SHORT TASK :: Copy out each line containing "Herbalists" from the entries below.

MATERIAL FOR THIS EXERCISE ::
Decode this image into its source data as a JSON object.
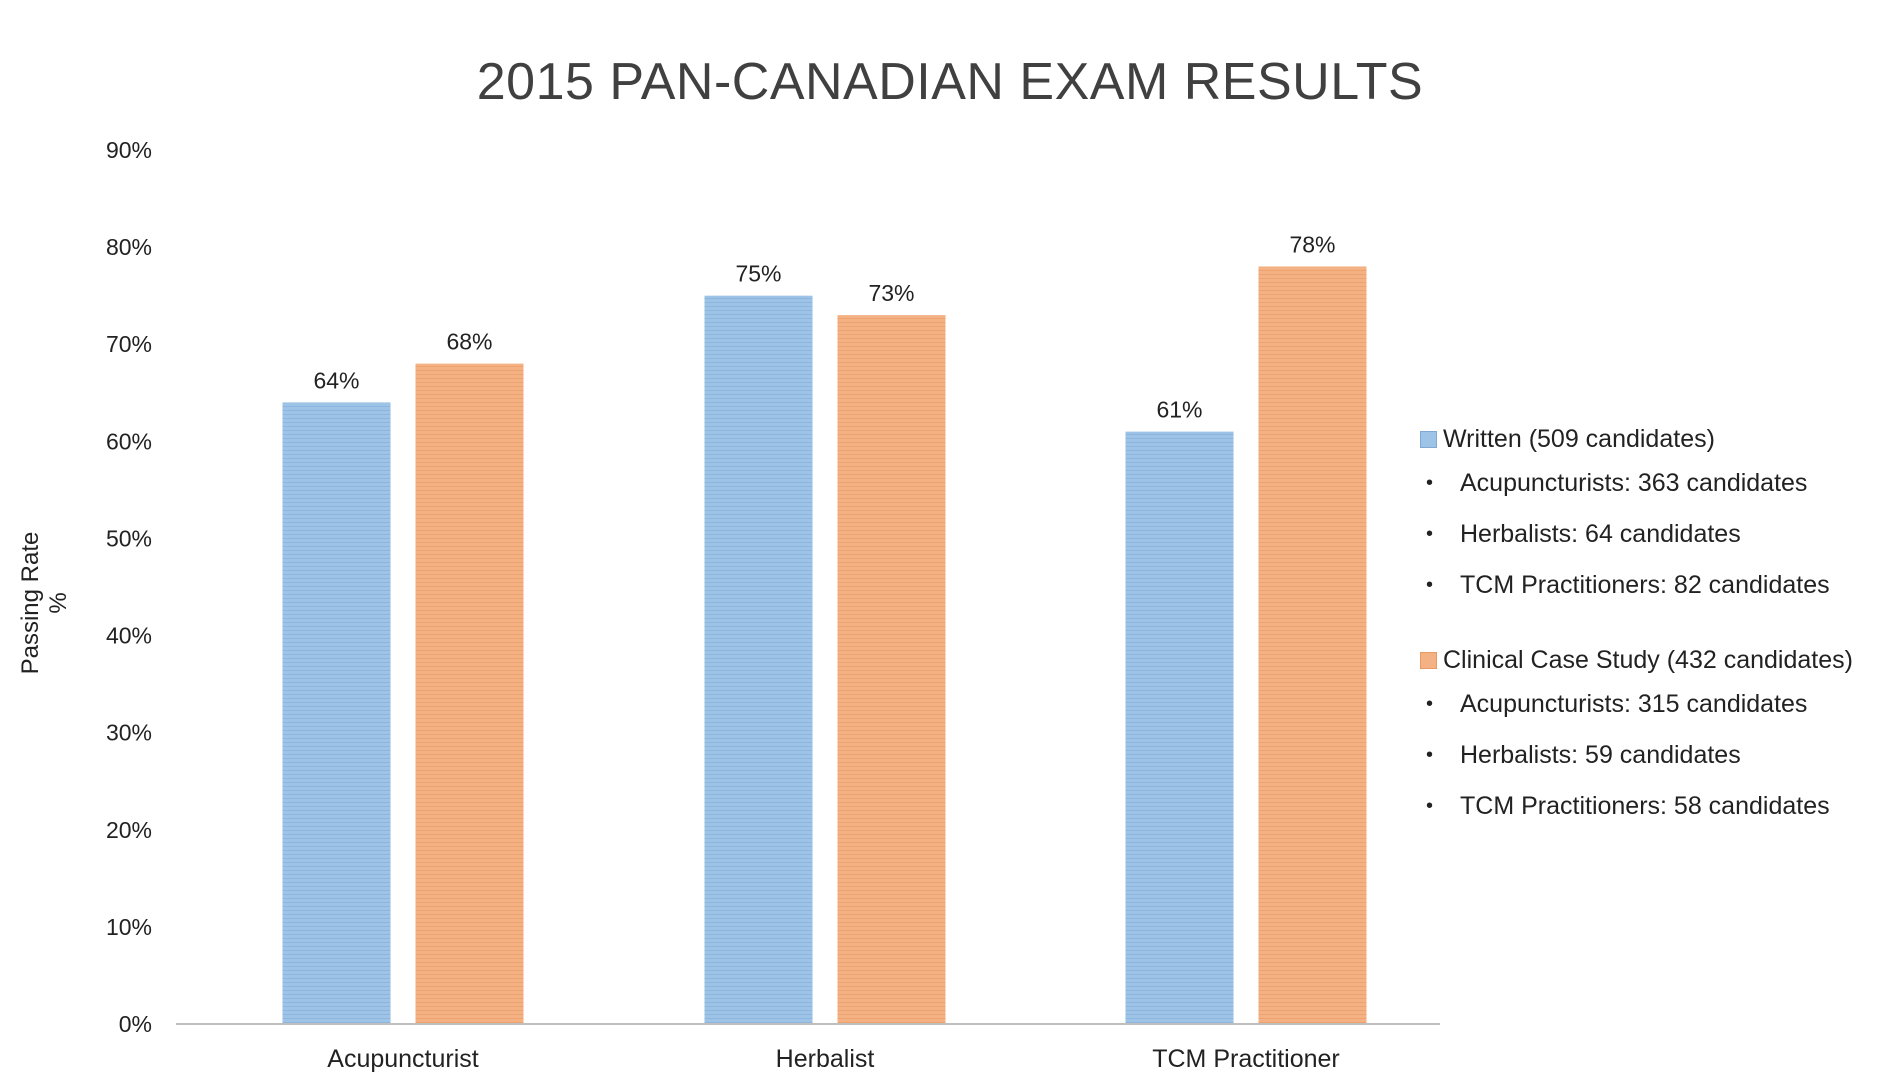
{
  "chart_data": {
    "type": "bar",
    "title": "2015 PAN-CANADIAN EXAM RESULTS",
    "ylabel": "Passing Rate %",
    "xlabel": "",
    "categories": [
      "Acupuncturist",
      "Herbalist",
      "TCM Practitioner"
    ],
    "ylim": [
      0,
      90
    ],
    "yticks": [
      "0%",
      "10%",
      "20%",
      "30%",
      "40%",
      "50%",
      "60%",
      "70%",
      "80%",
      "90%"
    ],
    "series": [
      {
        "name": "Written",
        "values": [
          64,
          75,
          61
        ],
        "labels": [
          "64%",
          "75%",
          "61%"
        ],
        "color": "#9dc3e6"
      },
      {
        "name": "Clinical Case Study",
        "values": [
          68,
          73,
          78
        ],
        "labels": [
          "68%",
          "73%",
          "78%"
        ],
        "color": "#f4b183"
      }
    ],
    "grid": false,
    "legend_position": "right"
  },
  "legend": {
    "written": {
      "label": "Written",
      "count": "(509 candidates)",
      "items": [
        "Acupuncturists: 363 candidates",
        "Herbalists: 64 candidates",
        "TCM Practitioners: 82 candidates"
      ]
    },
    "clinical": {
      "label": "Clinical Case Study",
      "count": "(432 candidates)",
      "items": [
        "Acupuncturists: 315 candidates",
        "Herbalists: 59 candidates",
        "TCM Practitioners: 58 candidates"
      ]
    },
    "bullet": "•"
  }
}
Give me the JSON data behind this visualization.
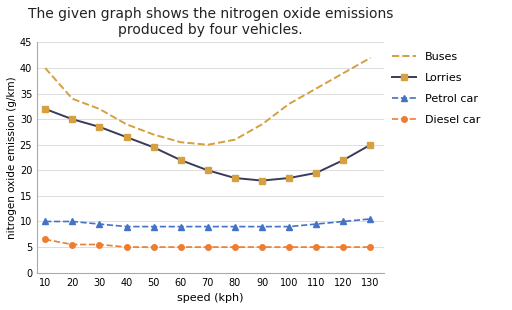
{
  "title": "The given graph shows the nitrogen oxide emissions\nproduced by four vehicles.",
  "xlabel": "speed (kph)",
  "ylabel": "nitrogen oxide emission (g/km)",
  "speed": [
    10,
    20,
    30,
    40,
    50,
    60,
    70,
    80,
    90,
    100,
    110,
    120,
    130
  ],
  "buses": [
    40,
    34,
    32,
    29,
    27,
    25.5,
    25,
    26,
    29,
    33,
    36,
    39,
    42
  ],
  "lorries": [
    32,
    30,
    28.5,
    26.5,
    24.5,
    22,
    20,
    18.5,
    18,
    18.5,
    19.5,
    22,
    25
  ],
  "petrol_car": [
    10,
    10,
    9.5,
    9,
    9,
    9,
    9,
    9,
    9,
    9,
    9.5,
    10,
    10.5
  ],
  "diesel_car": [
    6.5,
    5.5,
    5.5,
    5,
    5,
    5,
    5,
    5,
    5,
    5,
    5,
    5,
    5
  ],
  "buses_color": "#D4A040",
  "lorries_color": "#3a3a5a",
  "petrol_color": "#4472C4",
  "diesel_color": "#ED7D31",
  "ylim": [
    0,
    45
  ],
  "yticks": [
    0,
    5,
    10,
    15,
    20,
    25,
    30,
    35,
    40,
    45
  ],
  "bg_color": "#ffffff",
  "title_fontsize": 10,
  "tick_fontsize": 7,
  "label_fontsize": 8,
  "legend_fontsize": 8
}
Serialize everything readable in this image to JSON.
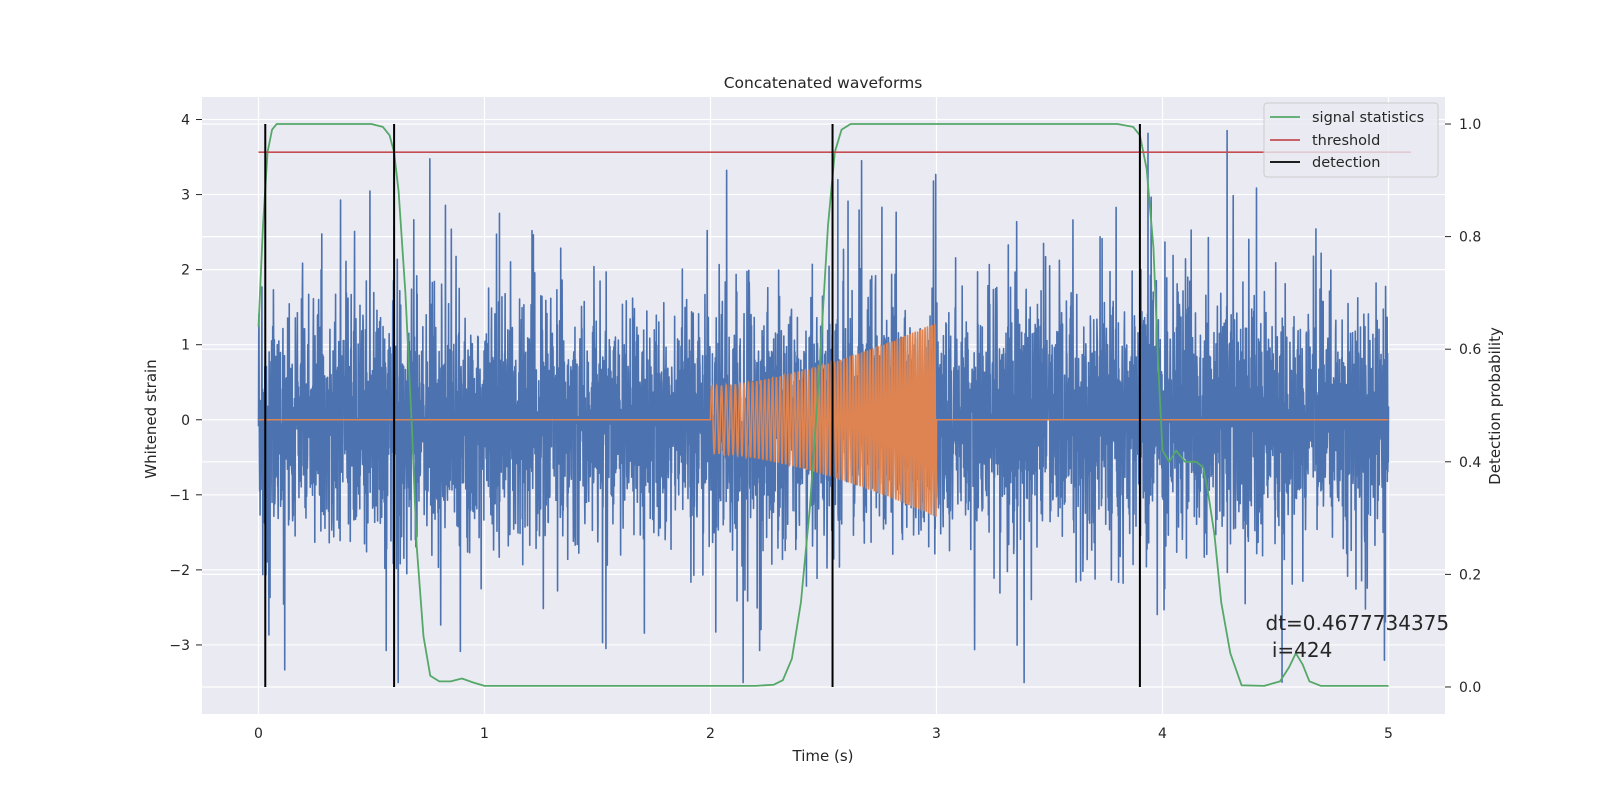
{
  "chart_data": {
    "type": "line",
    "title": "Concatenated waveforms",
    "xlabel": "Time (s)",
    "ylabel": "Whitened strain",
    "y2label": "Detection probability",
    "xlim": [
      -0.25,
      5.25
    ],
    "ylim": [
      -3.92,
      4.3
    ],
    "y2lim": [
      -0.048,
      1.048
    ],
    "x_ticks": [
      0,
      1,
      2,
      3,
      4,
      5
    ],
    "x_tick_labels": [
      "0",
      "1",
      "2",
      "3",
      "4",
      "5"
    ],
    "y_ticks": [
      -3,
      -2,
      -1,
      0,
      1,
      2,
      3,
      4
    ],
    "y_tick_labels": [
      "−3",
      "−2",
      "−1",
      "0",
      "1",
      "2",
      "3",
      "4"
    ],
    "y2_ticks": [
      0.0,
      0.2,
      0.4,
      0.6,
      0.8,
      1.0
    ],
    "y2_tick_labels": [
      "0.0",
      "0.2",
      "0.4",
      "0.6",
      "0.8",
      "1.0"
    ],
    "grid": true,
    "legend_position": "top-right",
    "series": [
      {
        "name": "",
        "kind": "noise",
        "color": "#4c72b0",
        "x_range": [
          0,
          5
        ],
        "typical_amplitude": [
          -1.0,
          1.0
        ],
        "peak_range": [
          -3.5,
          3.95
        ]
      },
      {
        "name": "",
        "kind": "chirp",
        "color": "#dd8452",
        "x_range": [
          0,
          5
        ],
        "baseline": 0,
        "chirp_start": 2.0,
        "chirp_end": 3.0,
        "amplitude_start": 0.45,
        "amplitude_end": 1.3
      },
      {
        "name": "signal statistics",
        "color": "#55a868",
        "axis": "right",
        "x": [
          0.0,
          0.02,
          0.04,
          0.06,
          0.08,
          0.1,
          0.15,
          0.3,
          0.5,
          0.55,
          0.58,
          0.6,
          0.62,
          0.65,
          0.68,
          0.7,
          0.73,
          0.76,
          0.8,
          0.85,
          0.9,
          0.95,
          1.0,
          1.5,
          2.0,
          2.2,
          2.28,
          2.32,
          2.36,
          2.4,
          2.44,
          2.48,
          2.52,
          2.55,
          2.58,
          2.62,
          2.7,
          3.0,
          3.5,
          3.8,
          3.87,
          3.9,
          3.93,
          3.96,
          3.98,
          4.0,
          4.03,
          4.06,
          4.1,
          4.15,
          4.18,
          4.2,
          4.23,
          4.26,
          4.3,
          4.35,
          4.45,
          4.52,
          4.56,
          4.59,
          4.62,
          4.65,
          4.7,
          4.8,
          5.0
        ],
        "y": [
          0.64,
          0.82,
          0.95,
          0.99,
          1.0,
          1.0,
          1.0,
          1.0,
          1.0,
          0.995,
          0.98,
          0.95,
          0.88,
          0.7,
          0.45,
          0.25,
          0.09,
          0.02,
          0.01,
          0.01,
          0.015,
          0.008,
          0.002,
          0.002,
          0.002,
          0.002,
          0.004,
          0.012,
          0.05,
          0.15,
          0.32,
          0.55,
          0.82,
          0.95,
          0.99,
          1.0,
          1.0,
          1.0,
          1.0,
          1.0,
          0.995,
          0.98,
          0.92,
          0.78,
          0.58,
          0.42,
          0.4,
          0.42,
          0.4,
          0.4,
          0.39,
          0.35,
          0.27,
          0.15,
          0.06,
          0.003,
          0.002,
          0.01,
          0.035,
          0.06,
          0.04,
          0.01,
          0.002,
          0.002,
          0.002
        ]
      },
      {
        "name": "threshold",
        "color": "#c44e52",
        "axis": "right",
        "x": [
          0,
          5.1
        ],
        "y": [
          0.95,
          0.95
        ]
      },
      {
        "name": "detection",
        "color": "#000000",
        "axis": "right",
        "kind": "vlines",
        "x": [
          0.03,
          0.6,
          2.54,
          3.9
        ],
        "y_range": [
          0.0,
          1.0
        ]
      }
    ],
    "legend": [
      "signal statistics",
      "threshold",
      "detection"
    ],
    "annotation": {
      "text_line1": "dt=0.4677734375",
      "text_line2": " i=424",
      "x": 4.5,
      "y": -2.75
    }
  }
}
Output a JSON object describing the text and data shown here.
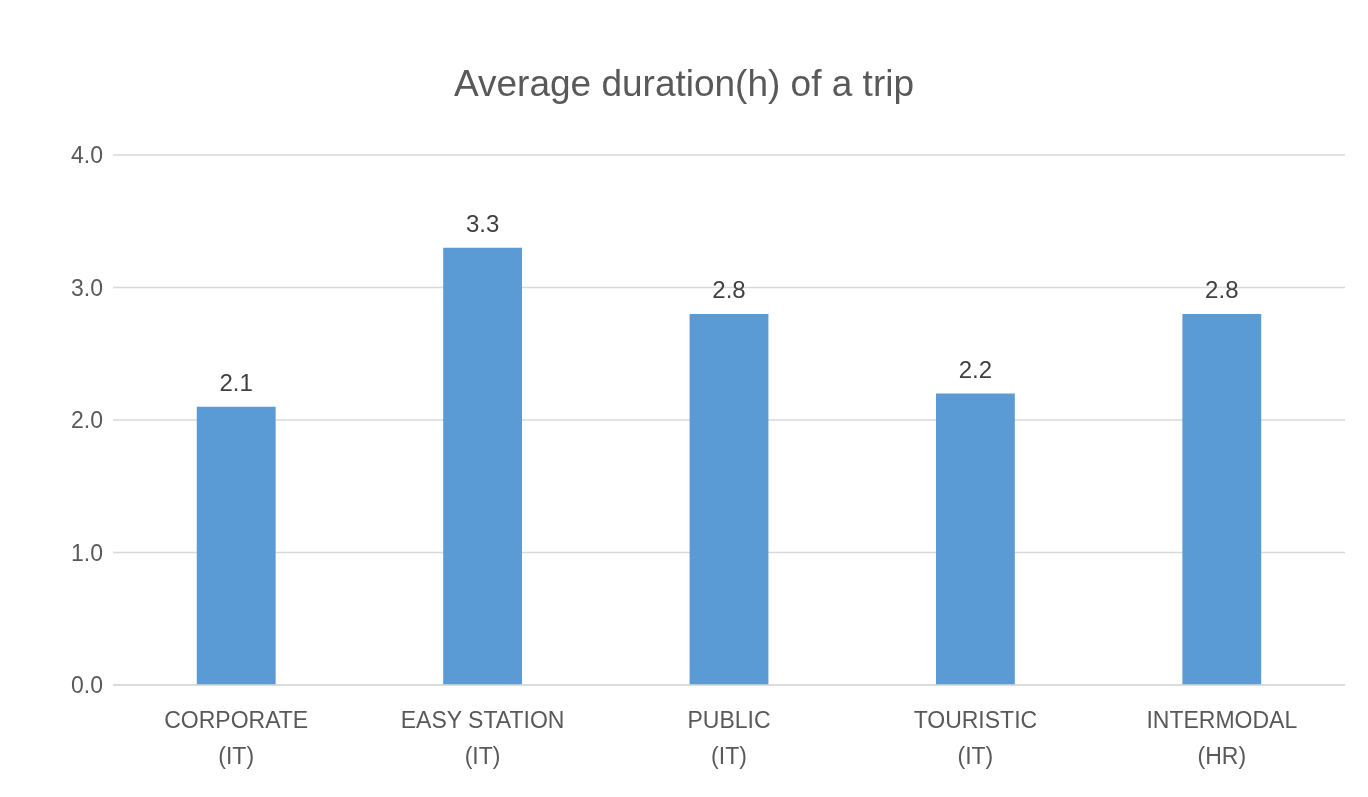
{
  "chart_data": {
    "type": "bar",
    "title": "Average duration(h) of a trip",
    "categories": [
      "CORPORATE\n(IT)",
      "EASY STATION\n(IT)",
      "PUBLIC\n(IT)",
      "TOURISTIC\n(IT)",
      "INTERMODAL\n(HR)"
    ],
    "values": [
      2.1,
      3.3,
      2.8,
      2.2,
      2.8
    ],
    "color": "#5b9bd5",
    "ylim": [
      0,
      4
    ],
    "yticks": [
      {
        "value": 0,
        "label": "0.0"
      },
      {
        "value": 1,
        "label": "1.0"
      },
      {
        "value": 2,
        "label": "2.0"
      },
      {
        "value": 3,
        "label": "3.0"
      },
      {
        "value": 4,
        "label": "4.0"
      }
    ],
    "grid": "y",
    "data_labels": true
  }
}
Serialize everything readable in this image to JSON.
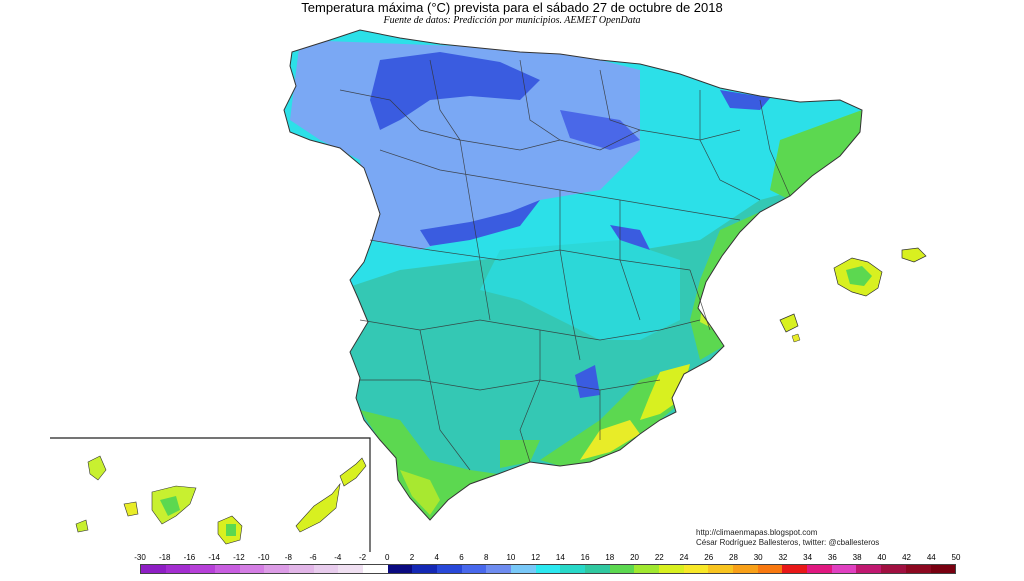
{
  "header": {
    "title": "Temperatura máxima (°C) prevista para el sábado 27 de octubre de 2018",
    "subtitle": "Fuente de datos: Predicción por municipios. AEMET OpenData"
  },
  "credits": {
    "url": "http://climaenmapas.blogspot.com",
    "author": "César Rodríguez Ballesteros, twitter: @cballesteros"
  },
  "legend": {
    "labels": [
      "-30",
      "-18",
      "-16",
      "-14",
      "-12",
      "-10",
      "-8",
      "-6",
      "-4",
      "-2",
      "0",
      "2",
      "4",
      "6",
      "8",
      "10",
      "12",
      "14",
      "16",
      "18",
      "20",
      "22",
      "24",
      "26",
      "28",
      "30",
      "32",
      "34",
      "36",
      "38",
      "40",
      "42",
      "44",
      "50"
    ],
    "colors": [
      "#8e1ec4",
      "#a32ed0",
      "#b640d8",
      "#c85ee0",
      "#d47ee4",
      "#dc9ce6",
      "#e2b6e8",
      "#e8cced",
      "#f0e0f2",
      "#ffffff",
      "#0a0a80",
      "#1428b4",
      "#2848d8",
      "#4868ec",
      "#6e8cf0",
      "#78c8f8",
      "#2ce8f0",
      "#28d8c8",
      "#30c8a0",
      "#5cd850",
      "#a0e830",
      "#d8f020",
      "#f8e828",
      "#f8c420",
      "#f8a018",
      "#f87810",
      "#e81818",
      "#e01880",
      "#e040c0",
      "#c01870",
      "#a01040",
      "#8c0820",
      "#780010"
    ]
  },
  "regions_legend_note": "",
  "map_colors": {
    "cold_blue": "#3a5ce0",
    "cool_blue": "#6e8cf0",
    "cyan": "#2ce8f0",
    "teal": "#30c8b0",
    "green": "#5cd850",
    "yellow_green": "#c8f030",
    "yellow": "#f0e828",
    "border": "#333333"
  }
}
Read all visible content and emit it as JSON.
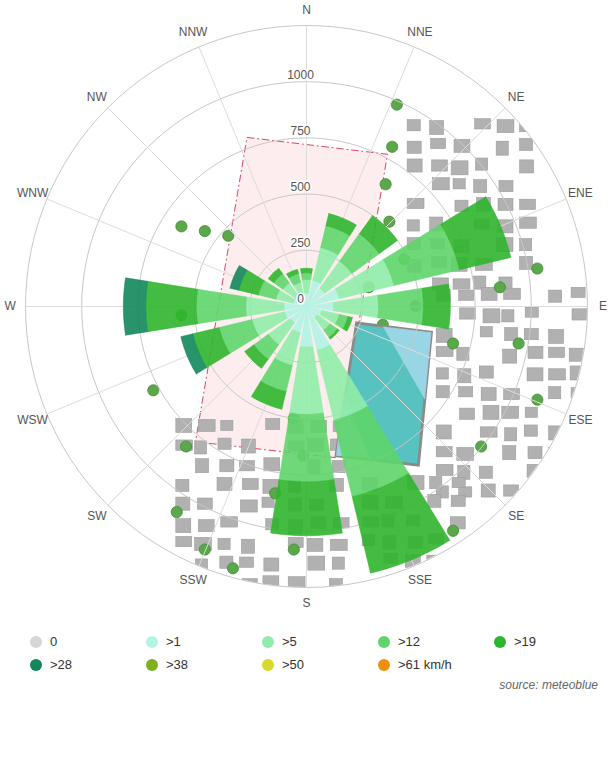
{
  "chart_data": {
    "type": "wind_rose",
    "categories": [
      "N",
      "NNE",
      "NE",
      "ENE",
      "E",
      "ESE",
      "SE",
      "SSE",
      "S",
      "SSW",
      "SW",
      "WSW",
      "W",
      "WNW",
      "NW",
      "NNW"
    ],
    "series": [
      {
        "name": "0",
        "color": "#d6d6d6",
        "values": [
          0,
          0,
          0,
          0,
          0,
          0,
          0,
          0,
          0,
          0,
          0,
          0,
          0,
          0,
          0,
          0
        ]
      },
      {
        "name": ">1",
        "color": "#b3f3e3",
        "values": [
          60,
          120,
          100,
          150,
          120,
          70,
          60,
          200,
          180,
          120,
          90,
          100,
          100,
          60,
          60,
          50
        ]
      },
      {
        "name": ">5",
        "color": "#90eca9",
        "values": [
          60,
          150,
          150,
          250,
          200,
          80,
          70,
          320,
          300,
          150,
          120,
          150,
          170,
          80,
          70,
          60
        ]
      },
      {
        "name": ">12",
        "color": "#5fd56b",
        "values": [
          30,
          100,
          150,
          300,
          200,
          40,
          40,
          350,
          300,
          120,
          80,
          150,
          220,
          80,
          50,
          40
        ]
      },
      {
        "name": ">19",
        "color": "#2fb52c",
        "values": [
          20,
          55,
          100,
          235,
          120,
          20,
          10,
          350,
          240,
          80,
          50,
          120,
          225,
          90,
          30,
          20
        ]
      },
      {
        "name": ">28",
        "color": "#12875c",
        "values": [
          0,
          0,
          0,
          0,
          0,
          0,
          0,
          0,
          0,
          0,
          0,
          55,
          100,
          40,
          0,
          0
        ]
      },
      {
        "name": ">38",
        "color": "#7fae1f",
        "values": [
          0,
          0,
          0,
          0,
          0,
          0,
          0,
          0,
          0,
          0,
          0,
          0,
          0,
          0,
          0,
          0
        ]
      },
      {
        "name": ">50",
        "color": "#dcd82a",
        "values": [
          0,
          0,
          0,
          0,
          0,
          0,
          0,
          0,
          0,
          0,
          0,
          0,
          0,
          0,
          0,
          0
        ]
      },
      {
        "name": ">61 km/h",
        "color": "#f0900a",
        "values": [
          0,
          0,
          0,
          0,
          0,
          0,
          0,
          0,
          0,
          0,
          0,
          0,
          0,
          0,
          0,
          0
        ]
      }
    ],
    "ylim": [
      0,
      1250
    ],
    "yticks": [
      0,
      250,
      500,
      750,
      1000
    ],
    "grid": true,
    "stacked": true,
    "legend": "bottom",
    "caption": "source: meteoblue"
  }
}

COMPLETED TASK ::
        "Herbalists: 64 candidates",
        "Herbalists: 59 candidates",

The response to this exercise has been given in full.